## Challenge
Below are the records; locate each line with the word "content" and copy it.
** begin Material for the task **
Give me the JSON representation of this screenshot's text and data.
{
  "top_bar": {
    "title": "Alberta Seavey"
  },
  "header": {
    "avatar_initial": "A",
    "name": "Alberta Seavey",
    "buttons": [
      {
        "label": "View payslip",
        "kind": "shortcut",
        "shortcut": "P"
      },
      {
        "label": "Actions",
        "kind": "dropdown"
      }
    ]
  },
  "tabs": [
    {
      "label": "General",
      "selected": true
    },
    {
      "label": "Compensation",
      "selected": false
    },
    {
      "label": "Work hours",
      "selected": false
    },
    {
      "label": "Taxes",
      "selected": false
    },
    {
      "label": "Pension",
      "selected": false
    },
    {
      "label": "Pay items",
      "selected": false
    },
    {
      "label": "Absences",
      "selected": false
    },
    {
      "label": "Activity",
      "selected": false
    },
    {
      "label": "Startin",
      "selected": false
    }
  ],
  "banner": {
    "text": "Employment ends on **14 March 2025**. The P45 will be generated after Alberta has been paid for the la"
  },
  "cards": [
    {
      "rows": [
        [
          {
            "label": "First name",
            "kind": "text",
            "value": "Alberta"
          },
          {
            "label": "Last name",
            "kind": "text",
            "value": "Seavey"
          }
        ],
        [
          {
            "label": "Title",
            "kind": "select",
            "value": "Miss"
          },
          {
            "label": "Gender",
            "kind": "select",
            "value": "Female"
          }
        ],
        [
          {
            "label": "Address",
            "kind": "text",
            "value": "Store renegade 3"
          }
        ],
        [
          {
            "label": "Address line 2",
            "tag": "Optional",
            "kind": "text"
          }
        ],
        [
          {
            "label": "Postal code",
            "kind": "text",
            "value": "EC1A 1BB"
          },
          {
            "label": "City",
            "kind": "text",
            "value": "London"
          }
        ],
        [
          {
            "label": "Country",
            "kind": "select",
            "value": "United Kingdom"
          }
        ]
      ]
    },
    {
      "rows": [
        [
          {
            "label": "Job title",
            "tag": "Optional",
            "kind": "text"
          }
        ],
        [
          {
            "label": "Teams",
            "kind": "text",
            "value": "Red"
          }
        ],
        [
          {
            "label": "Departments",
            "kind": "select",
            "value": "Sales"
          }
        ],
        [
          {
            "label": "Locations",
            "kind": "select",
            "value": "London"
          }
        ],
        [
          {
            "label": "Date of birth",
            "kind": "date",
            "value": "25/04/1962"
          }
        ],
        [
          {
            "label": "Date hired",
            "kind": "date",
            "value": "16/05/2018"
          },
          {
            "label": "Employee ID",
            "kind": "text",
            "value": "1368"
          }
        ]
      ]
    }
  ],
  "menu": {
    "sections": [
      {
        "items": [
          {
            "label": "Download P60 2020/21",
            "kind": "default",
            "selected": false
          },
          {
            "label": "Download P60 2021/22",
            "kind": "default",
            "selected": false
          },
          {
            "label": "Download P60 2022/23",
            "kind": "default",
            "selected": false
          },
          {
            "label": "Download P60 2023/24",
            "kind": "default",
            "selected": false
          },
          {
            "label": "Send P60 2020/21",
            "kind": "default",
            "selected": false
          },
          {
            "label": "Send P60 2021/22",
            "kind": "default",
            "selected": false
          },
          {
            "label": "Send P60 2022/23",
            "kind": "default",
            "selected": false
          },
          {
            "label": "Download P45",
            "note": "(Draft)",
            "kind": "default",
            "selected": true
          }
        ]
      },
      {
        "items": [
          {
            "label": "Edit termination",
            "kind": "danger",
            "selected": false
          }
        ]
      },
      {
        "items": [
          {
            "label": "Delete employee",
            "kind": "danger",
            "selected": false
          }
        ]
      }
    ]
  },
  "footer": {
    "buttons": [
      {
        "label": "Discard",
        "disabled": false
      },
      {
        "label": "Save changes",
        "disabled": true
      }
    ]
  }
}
** end Material for the task **
** begin Material for the task **
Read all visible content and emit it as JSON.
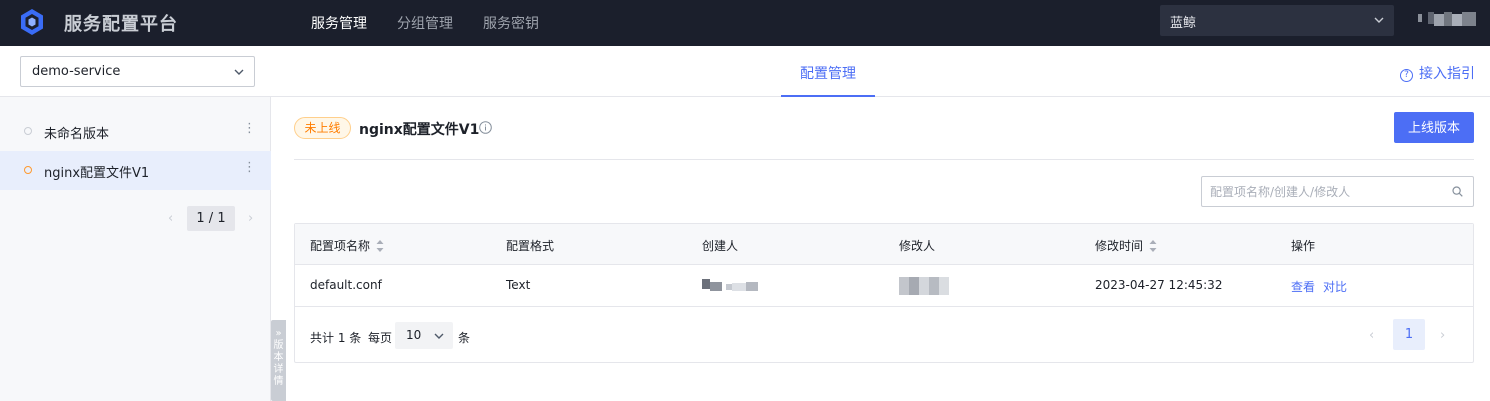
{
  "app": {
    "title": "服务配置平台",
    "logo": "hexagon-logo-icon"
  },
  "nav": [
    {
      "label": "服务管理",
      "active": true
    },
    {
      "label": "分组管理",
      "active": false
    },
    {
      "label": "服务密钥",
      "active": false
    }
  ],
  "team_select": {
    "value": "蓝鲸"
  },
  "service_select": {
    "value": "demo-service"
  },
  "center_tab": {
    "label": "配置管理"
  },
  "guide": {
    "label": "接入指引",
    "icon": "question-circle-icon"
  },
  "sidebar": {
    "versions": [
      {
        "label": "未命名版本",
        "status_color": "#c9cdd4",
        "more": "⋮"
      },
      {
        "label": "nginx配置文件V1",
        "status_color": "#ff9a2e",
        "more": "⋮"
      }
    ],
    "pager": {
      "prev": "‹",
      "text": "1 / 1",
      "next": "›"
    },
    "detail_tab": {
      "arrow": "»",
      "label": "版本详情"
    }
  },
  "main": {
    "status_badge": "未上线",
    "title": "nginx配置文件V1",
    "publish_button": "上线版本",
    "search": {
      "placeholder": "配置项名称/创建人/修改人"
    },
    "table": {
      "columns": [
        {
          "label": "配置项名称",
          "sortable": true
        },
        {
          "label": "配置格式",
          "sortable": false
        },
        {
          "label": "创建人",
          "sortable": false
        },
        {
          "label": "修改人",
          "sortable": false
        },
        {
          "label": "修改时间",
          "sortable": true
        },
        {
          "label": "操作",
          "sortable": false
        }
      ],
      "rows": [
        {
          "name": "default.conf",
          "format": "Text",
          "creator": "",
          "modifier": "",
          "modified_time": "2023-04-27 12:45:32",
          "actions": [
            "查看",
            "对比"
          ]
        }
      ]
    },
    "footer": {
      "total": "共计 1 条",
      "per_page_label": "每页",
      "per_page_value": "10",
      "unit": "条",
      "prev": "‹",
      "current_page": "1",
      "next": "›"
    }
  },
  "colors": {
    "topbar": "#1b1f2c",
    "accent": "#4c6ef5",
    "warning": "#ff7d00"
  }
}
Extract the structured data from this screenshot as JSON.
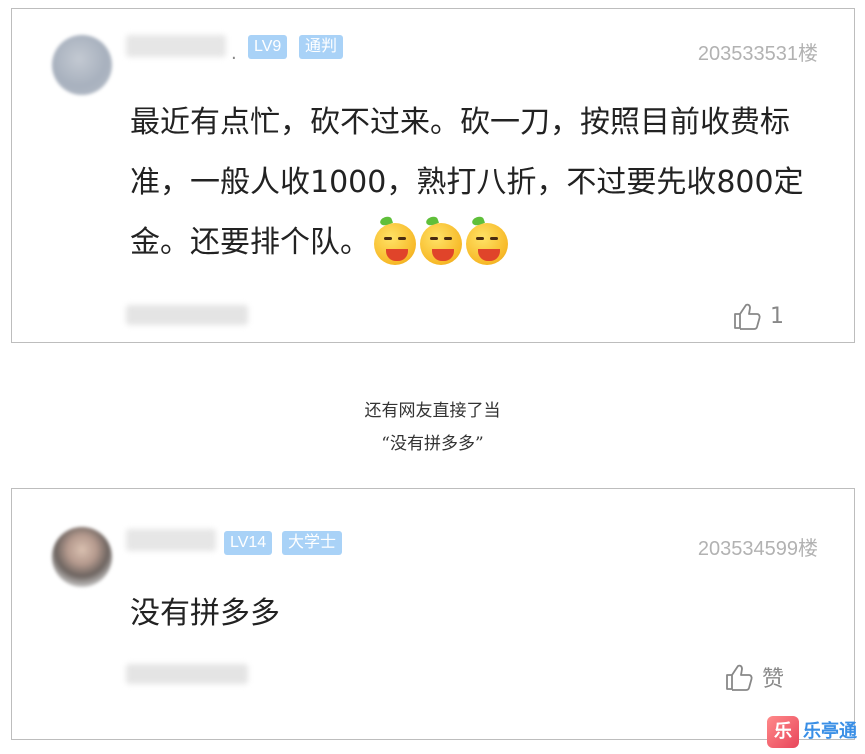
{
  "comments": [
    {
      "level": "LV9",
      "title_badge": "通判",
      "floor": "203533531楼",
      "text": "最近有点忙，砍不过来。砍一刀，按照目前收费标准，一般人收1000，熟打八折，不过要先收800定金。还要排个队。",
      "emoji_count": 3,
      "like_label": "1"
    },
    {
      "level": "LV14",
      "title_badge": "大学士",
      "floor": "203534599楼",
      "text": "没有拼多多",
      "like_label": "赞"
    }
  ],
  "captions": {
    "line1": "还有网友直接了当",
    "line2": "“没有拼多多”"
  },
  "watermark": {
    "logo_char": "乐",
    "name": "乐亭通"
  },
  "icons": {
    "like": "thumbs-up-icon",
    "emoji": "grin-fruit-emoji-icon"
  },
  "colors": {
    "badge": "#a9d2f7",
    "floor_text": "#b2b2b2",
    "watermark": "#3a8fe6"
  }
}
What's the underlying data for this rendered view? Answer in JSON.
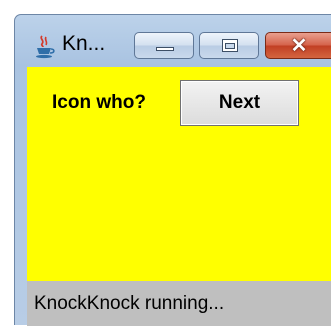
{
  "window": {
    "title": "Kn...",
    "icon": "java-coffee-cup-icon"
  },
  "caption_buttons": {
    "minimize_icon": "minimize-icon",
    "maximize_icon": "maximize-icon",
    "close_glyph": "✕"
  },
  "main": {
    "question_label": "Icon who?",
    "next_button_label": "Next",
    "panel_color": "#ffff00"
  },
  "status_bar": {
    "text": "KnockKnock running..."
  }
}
** end Material for the task **
** begin Material for the task **
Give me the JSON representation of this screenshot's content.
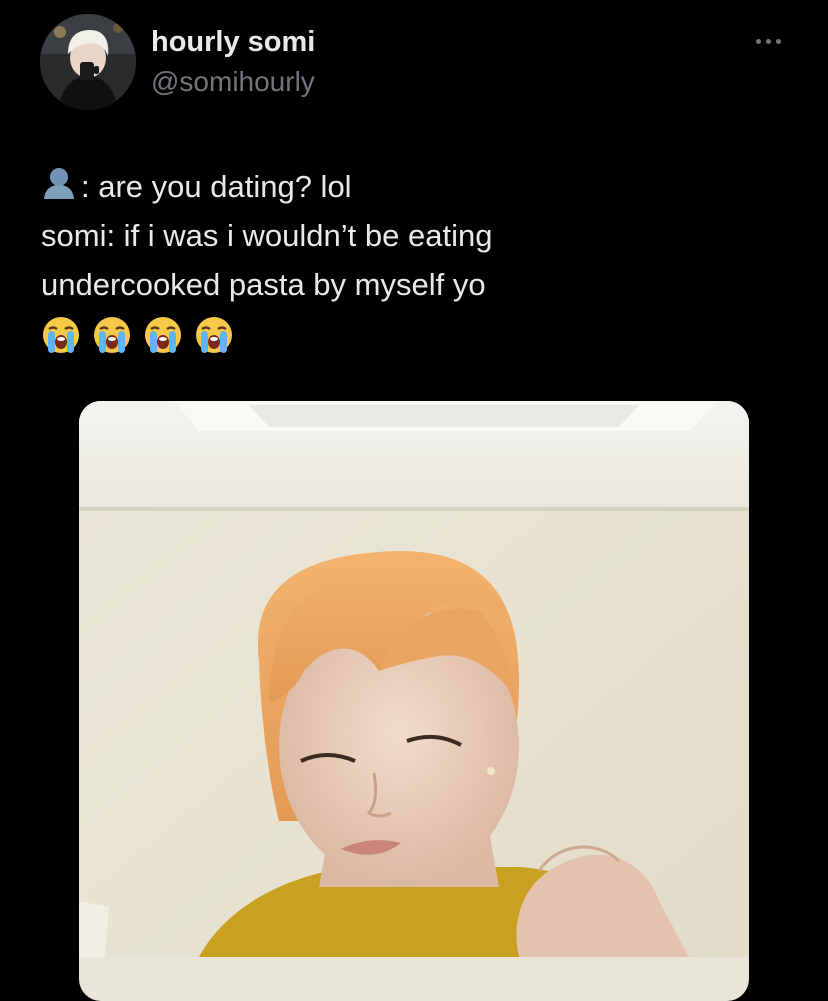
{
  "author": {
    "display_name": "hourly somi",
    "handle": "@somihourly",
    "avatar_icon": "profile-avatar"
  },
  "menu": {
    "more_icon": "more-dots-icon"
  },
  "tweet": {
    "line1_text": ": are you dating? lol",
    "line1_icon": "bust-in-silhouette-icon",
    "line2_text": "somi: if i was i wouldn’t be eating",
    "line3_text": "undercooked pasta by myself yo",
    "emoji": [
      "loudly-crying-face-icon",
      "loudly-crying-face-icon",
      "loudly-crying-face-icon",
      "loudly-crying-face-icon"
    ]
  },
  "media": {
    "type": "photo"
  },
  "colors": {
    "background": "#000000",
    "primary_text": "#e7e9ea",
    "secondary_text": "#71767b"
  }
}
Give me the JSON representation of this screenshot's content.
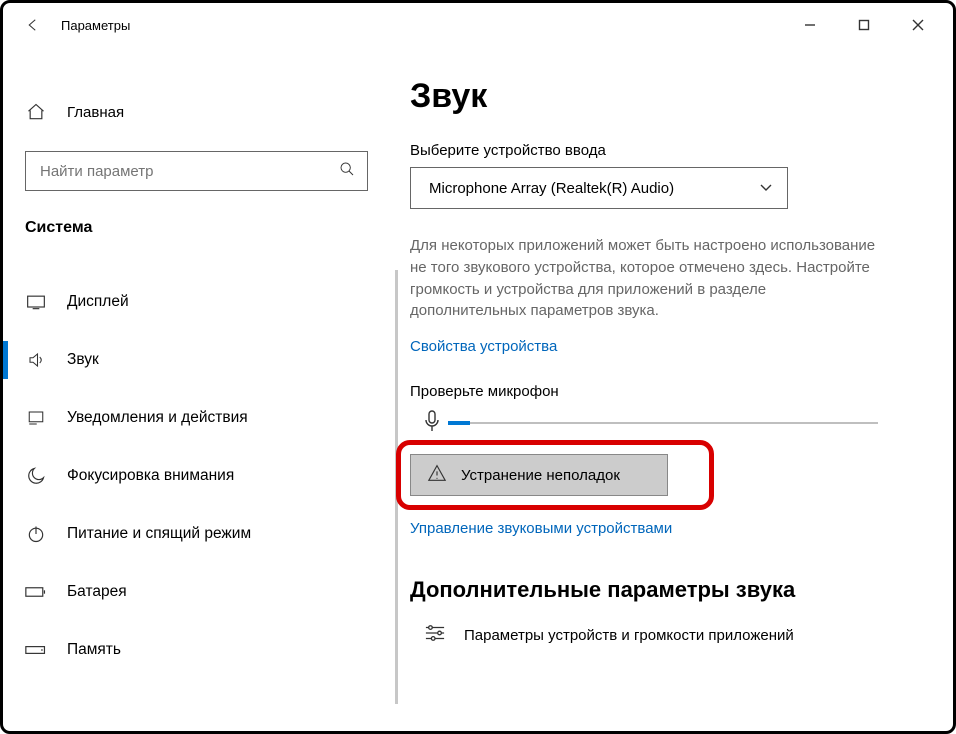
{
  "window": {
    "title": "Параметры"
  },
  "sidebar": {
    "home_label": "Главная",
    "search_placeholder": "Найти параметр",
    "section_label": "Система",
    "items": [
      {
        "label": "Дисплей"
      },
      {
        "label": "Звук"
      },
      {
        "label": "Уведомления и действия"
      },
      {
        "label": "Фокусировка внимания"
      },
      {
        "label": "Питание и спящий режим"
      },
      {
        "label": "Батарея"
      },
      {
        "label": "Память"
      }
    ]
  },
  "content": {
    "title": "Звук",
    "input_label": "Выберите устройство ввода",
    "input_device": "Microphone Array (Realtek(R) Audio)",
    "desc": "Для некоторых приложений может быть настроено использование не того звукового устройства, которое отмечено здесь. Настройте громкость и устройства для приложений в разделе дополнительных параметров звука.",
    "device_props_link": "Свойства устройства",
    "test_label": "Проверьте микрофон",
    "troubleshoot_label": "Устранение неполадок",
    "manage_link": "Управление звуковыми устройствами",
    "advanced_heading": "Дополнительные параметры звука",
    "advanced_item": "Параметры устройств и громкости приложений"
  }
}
** end Material for the task **
## Solution
Read all visible content and emit it as JSON.
Give me the JSON representation of this screenshot's content.
Give me the JSON representation of this screenshot's content.
  "content": {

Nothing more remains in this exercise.